▶ **What this task involves**: Read through the records below and copy each line that uses the word "стоимости".

▶ **Data supplied**:
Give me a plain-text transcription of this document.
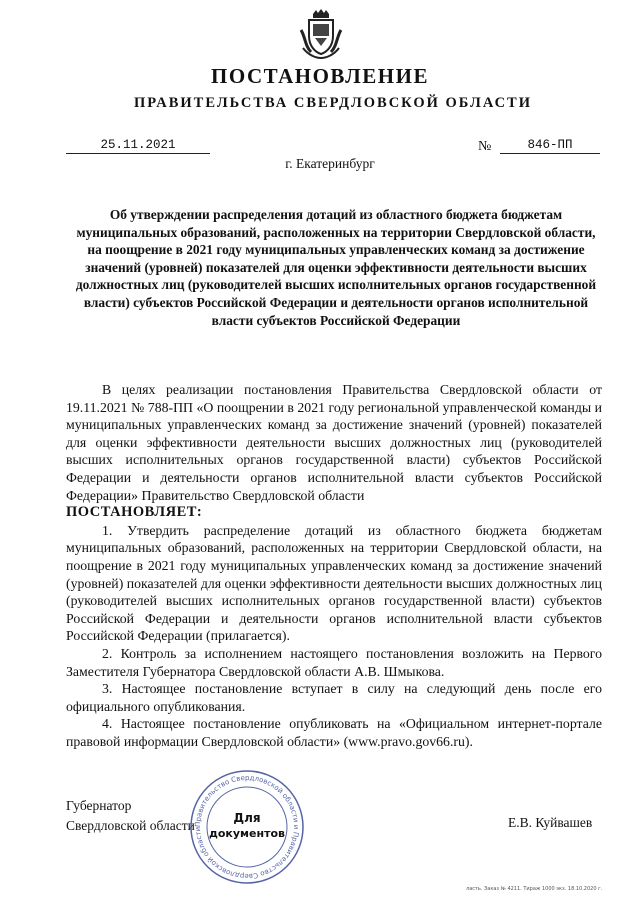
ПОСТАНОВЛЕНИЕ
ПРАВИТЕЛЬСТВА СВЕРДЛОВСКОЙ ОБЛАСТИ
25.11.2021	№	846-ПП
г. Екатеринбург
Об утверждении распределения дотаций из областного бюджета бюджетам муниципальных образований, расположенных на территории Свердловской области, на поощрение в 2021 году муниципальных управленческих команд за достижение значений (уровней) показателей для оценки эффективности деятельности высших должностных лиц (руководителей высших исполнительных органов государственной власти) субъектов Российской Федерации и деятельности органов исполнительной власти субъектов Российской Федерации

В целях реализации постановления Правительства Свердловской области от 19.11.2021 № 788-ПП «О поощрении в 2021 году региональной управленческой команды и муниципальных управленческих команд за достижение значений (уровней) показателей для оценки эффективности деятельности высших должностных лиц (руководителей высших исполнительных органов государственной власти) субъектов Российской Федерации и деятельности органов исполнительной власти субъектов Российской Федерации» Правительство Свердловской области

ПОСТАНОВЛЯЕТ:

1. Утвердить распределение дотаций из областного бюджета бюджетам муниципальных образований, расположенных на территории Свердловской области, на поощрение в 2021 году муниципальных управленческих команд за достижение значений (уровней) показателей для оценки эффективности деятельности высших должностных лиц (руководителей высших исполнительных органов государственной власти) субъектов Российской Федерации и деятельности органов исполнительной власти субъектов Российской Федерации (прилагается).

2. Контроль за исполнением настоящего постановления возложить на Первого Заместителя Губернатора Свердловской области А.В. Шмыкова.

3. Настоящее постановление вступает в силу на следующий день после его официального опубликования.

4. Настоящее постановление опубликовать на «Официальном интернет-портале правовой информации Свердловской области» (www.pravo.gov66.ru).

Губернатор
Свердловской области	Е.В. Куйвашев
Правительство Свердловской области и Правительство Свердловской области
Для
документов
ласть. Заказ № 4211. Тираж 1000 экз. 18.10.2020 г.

...

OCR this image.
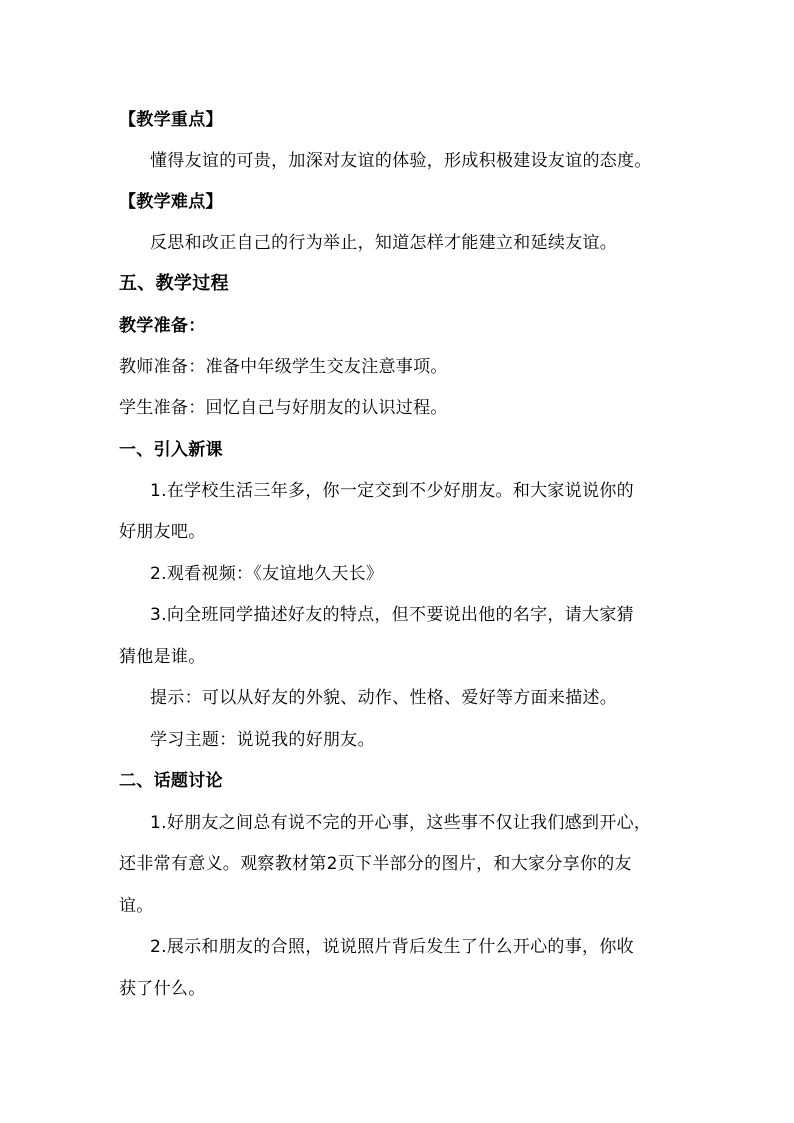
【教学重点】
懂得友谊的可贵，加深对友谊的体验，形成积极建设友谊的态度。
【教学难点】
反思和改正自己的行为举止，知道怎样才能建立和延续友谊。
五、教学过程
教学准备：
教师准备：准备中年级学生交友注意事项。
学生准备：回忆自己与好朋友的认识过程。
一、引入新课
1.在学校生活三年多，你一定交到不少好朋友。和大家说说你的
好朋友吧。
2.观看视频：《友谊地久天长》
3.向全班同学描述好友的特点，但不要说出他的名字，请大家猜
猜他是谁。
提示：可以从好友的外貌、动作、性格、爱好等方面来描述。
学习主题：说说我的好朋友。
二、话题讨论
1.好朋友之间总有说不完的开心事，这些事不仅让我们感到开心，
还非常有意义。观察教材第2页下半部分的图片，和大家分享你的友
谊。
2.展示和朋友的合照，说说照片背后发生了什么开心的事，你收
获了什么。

==

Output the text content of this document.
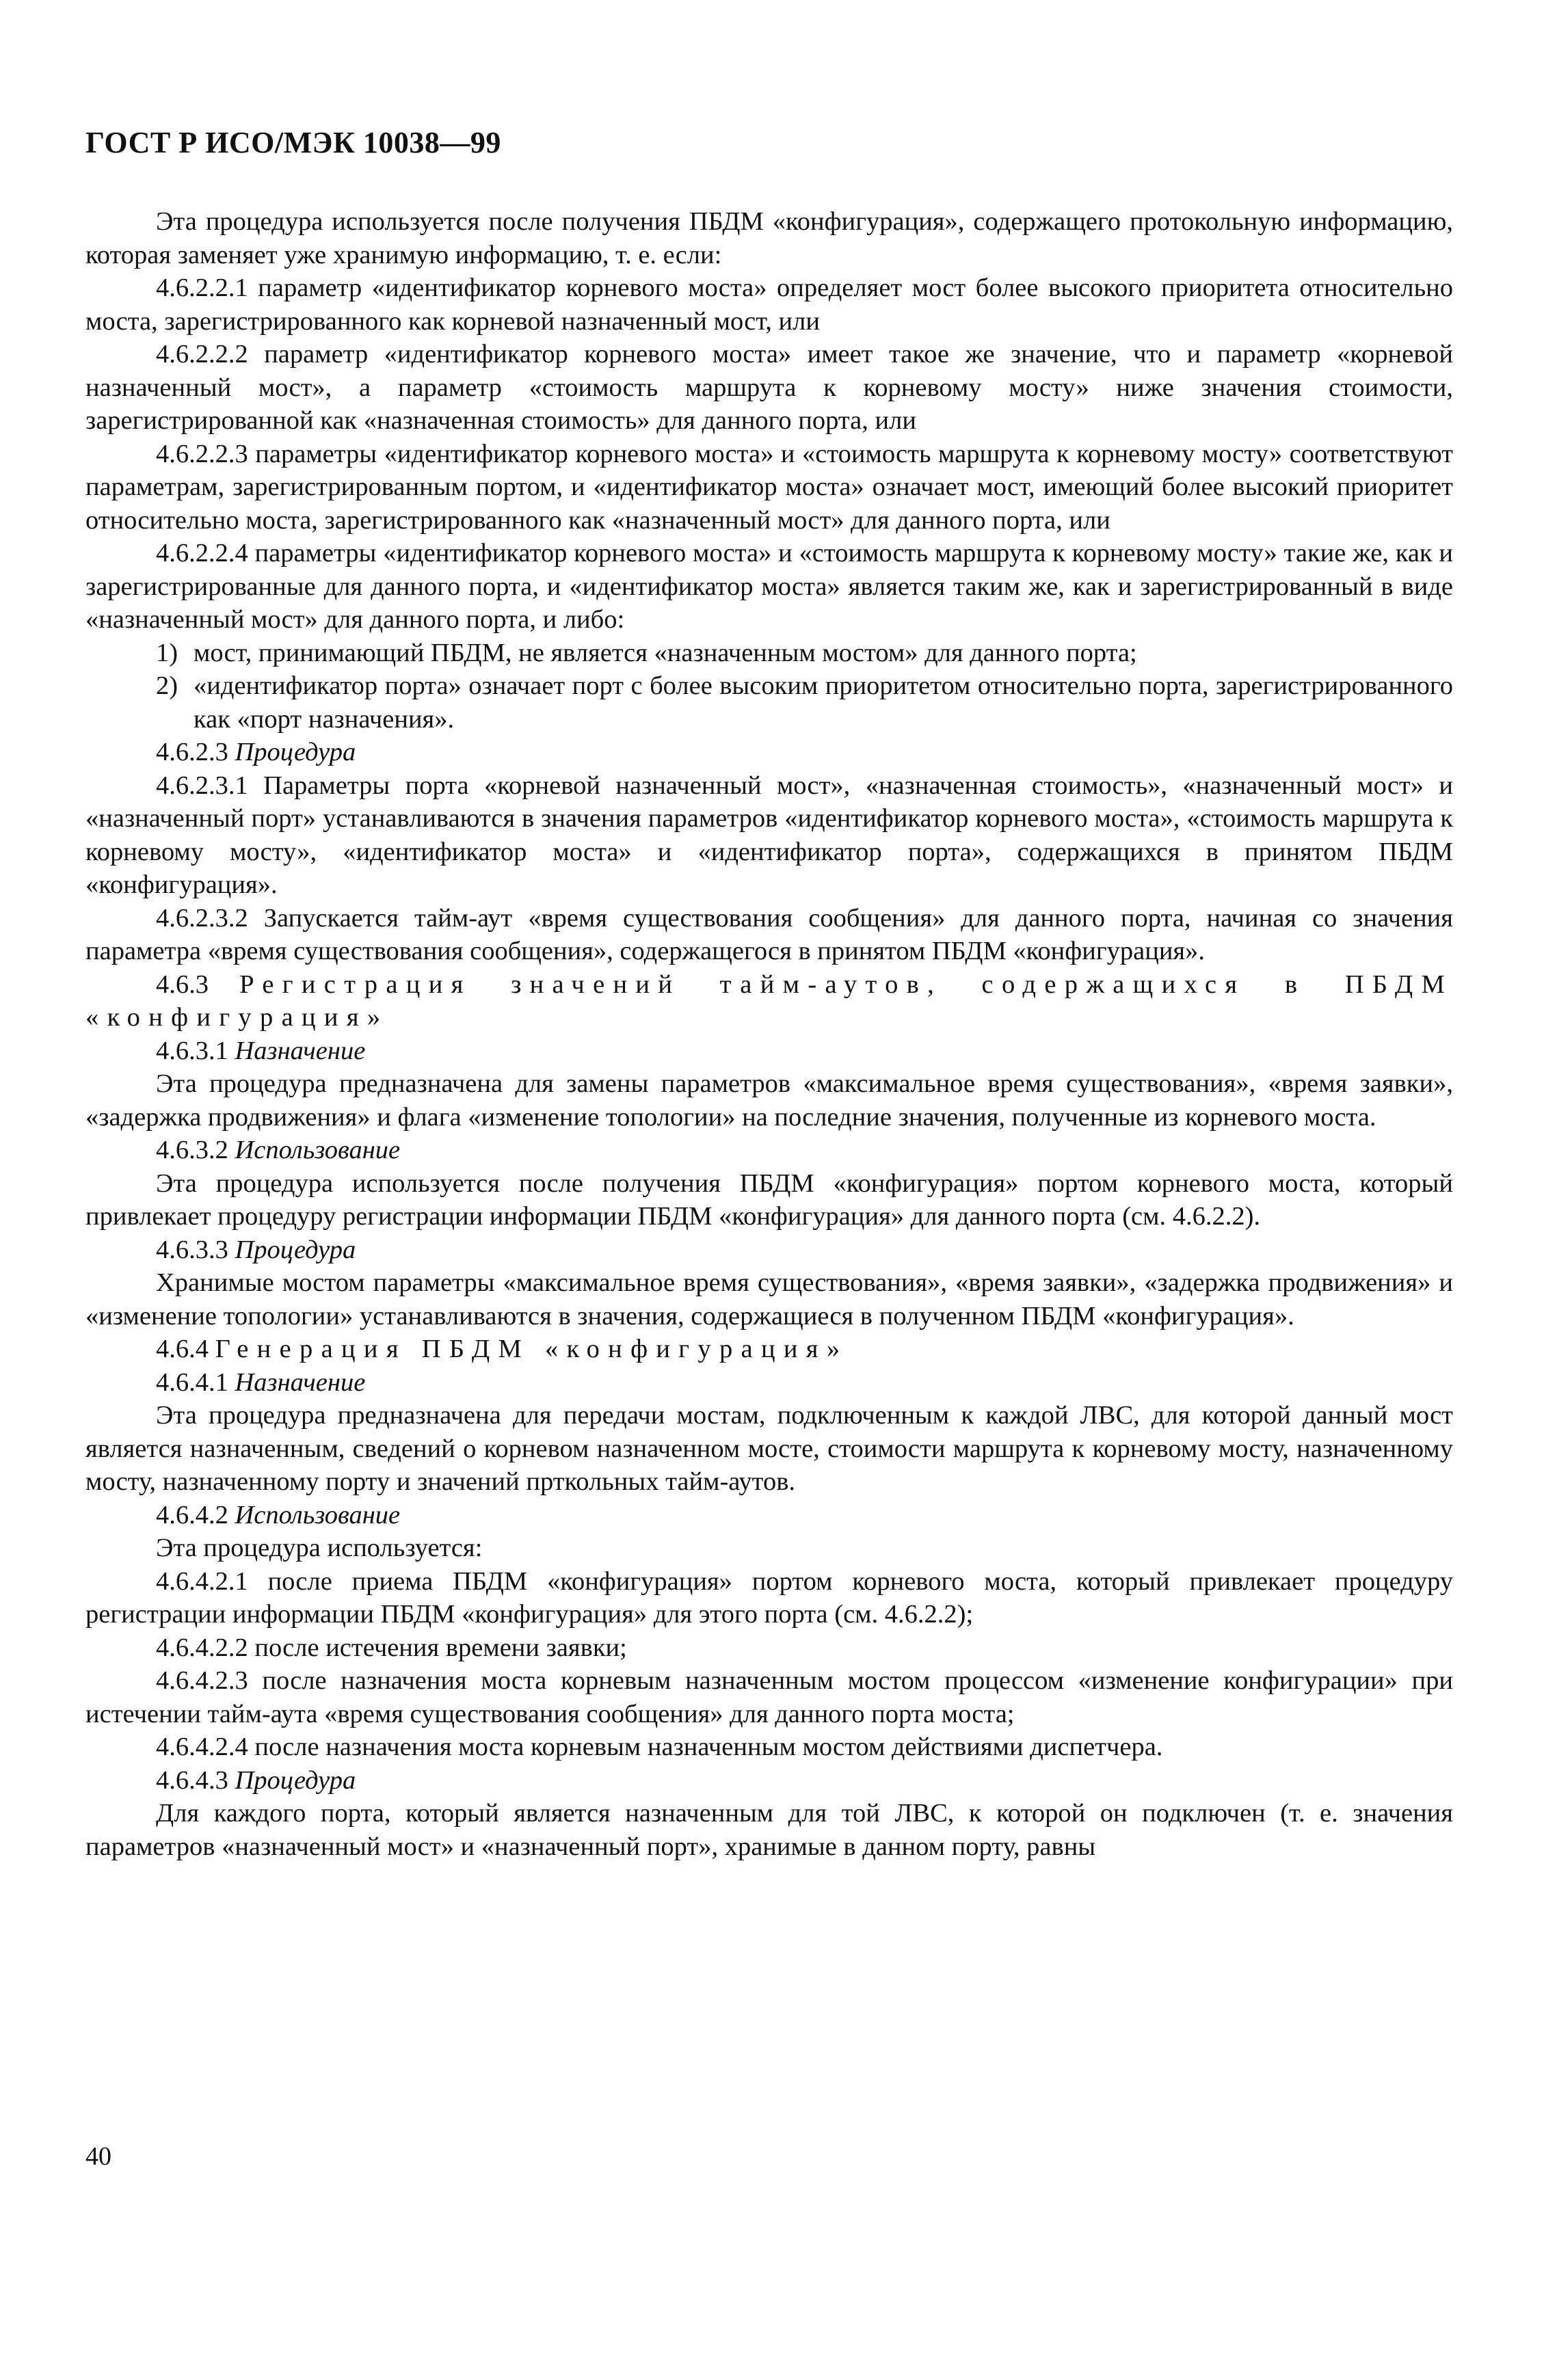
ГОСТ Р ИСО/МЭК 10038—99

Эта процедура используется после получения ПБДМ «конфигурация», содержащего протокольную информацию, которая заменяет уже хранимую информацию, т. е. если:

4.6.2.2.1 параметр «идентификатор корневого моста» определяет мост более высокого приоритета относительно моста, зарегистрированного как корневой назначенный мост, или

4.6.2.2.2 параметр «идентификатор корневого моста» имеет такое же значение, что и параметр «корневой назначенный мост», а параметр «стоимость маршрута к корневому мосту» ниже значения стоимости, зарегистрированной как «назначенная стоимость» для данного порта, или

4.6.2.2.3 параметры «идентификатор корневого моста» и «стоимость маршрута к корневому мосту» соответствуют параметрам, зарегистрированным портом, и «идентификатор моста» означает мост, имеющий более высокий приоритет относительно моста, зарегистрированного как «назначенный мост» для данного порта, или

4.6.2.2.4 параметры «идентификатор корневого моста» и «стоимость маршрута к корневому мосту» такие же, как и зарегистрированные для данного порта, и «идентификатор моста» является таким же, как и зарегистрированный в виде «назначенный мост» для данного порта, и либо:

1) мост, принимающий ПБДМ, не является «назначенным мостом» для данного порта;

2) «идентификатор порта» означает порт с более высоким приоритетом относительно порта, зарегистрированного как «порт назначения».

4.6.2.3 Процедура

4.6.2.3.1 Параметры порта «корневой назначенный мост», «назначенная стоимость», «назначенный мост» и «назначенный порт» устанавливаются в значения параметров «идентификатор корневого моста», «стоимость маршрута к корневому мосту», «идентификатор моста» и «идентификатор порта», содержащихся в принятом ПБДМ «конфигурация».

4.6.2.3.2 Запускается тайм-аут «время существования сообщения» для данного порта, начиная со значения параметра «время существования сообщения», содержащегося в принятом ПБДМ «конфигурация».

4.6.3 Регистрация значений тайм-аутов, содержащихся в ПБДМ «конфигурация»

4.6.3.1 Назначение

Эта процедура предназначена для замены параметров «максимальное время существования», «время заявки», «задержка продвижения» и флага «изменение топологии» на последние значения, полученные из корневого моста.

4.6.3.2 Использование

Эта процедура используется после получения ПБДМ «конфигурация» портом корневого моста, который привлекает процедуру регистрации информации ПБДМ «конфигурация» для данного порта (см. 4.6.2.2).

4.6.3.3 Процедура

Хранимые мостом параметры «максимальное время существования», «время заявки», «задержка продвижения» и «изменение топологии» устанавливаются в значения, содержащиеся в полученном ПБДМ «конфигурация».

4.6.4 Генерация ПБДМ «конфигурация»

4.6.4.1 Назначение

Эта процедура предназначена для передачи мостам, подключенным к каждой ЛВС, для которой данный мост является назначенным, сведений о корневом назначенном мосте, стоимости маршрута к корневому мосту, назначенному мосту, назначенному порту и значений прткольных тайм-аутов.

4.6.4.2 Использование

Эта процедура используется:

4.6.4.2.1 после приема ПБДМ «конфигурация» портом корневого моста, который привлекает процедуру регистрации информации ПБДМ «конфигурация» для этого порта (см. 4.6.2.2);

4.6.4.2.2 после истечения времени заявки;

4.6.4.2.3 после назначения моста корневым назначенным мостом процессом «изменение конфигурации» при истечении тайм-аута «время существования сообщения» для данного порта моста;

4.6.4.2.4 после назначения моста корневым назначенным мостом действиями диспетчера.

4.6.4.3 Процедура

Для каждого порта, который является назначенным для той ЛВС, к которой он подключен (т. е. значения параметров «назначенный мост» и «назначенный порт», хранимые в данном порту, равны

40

▶ **Answer to this task**:
4.6.2.2.2 параметр «идентификатор корневого моста» имеет такое же значение, что и параметр «корневой назначенный мост», а параметр «стоимость маршрута к корневому мосту» ниже значения стоимости, зарегистрированной как «назначенная стоимость» для данного порта, или
Эта процедура предназначена для передачи мостам, подключенным к каждой ЛВС, для которой данный мост является назначенным, сведений о корневом назначенном мосте, стоимости маршрута к корневому мосту, назначенному мосту, назначенному порту и значений прткольных тайм-аутов.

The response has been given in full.